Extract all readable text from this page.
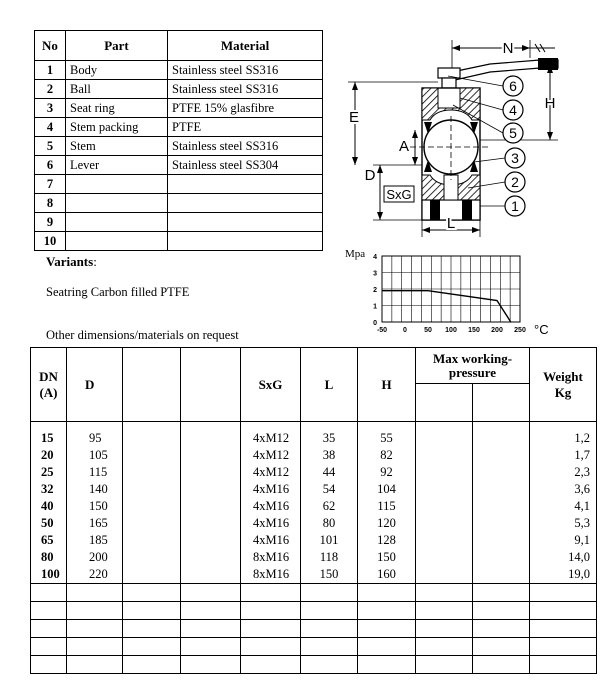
No	Part	Material
1	Body	Stainless steel SS316
2	Ball	Stainless steel SS316
3	Seat ring	PTFE 15% glasfibre
4	Stem packing	PTFE
5	Stem	Stainless steel SS316
6	Lever	Stainless steel SS304
7		
8		
9		
10		
Variants:
Seatring Carbon filled PTFE
Other dimensions/materials on request
N
E
H
A
D
SxG
L
6
4
5
3
2
1
Mpa
0
1
2
3
4
-50 0 50 100 150 200 250 °C
DN
(A)	D			SxG	L	H	Max working-
pressure		Weight
Kg

15	95			4xM12	35	55			1,2
20	105			4xM12	38	82			1,7
25	115			4xM12	44	92			2,3
32	140			4xM16	54	104			3,6
40	150			4xM16	62	115			4,1
50	165			4xM16	80	120			5,3
65	185			4xM16	101	128			9,1
80	200			8xM16	118	150			14,0
100	220			8xM16	150	160			19,0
----------------------------------------
## Exercise
Copy every entry word for word, but omit the pictures.

## Answer to this task
Extract all readable text from this page.
No	Part	Material
1	Body	Stainless steel SS316
2	Ball	Stainless steel SS316
3	Seat ring	PTFE 15% glasfibre
4	Stem packing	PTFE
5	Stem	Stainless steel SS316
6	Lever	Stainless steel SS304
7		
8		
9		
10		
Variants:
Seatring Carbon filled PTFE
Other dimensions/materials on request
N
E
H
A
D
SxG
L
6
4
5
3
2
1
Mpa
0
1
2
3
4
-50 0 50 100 150 200 250 °C
DN
(A)	D			SxG	L	H	Max working-
pressure		Weight
Kg

15	95			4xM12	35	55			1,2
20	105			4xM12	38	82			1,7
25	115			4xM12	44	92			2,3
32	140			4xM16	54	104			3,6
40	150			4xM16	62	115			4,1
50	165			4xM16	80	120			5,3
65	185			4xM16	101	128			9,1
80	200			8xM16	118	150			14,0
100	220			8xM16	150	160			19,0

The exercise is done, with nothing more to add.